start Given data
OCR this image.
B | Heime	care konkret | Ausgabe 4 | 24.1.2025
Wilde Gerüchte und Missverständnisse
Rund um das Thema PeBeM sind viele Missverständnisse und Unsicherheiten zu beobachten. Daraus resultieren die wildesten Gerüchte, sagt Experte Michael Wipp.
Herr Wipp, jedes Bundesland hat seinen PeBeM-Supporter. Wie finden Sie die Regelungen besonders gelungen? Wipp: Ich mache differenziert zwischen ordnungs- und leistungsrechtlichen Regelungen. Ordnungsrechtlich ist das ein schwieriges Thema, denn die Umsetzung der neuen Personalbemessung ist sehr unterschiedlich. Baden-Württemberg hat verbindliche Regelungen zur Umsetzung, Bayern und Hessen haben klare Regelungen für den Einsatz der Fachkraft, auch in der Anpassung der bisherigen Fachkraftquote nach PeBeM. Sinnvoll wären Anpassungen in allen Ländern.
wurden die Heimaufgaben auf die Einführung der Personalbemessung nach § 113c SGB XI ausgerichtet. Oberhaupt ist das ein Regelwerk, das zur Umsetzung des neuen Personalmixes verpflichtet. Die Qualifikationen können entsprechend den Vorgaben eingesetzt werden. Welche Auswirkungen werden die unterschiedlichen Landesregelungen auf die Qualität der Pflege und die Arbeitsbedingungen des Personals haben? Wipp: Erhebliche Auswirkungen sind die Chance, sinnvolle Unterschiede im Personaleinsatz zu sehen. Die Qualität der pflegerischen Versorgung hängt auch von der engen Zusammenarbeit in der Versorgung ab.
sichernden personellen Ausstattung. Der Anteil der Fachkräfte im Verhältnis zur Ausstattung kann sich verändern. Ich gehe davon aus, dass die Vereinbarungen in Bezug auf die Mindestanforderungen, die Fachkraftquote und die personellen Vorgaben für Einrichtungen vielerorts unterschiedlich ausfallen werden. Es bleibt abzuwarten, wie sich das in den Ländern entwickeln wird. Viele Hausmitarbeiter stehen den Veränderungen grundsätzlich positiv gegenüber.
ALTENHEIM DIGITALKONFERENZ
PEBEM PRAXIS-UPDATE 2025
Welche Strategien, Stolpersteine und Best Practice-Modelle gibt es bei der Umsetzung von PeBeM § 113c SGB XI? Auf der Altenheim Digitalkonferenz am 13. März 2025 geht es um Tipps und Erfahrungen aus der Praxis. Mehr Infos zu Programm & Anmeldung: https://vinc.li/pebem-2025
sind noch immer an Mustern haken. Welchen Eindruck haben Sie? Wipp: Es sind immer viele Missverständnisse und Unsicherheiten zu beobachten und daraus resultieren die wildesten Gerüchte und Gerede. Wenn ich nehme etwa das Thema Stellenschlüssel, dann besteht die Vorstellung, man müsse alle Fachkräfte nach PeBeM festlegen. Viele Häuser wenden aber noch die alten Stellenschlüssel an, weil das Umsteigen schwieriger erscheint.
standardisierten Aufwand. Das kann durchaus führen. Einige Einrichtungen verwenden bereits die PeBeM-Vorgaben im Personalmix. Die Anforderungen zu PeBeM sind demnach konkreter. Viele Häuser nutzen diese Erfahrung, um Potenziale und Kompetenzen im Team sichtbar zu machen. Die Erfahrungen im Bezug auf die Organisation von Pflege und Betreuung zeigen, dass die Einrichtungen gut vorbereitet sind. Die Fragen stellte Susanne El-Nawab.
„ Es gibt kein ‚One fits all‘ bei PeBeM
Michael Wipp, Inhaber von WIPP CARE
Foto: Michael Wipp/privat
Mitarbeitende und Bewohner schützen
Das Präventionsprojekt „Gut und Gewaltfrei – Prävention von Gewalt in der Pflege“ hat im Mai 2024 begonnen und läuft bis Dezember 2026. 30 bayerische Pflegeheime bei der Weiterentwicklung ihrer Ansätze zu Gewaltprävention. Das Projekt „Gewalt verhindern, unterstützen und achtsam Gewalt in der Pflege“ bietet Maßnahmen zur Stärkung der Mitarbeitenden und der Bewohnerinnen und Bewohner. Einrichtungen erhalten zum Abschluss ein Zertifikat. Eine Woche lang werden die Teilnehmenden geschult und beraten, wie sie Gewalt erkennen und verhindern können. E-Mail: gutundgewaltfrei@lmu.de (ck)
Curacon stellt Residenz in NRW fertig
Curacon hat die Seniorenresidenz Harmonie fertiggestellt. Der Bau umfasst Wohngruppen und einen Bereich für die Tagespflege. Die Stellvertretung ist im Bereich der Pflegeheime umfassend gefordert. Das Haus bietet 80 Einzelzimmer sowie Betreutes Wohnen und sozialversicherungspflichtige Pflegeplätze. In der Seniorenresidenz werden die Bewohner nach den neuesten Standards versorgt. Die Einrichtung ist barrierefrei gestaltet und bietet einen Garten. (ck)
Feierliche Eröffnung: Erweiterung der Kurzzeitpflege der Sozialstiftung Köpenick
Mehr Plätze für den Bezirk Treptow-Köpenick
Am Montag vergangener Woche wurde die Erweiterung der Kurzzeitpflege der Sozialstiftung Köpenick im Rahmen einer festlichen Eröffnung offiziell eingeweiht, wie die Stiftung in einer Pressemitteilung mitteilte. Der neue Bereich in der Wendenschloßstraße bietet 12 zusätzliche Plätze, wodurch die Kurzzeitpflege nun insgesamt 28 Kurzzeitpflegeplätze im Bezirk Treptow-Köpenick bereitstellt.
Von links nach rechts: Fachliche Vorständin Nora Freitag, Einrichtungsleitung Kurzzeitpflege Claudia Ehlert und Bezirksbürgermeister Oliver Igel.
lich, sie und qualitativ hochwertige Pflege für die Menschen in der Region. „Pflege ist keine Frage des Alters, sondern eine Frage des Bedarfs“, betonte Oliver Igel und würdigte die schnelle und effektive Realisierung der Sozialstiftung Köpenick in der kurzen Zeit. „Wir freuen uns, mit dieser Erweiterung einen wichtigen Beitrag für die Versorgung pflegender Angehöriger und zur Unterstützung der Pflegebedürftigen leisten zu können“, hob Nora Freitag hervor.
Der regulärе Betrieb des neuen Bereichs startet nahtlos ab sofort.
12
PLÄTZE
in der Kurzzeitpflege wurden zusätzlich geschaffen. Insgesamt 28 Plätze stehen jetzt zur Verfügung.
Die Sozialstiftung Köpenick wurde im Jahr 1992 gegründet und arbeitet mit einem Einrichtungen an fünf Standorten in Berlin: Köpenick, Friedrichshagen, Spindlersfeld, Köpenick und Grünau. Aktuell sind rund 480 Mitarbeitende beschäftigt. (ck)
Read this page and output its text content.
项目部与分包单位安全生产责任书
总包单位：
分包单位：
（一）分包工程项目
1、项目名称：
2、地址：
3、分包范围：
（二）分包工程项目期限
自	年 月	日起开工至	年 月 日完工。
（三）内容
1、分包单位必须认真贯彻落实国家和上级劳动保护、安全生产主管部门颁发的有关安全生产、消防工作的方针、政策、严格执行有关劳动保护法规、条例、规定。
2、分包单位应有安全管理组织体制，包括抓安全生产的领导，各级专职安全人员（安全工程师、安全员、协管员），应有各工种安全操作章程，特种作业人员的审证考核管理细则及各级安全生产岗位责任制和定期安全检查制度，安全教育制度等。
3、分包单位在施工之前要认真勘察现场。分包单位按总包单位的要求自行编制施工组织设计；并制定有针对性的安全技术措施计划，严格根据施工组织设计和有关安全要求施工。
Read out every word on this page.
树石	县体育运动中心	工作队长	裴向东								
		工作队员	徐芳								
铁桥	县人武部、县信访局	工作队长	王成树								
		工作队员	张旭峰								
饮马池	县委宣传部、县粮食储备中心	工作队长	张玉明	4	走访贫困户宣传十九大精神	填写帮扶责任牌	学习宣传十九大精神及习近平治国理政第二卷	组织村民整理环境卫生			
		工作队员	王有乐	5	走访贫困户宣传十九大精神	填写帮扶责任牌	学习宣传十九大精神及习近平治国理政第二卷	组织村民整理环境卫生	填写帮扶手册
end Given data
Exercise: Copy out every line from the one containing "Read this page and output its text content." to the end of the material, both ends included.

Result:
Read this page and output its text content.
项目部与分包单位安全生产责任书
总包单位：
分包单位：
（一）分包工程项目
1、项目名称：
2、地址：
3、分包范围：
（二）分包工程项目期限
自	年 月	日起开工至	年 月 日完工。
（三）内容
1、分包单位必须认真贯彻落实国家和上级劳动保护、安全生产主管部门颁发的有关安全生产、消防工作的方针、政策、严格执行有关劳动保护法规、条例、规定。
2、分包单位应有安全管理组织体制，包括抓安全生产的领导，各级专职安全人员（安全工程师、安全员、协管员），应有各工种安全操作章程，特种作业人员的审证考核管理细则及各级安全生产岗位责任制和定期安全检查制度，安全教育制度等。
3、分包单位在施工之前要认真勘察现场。分包单位按总包单位的要求自行编制施工组织设计；并制定有针对性的安全技术措施计划，严格根据施工组织设计和有关安全要求施工。
Read out every word on this page.
树石	县体育运动中心	工作队长	裴向东								
		工作队员	徐芳								
铁桥	县人武部、县信访局	工作队长	王成树								
		工作队员	张旭峰								
饮马池	县委宣传部、县粮食储备中心	工作队长	张玉明	4	走访贫困户宣传十九大精神	填写帮扶责任牌	学习宣传十九大精神及习近平治国理政第二卷	组织村民整理环境卫生			
		工作队员	王有乐	5	走访贫困户宣传十九大精神	填写帮扶责任牌	学习宣传十九大精神及习近平治国理政第二卷	组织村民整理环境卫生	填写帮扶手册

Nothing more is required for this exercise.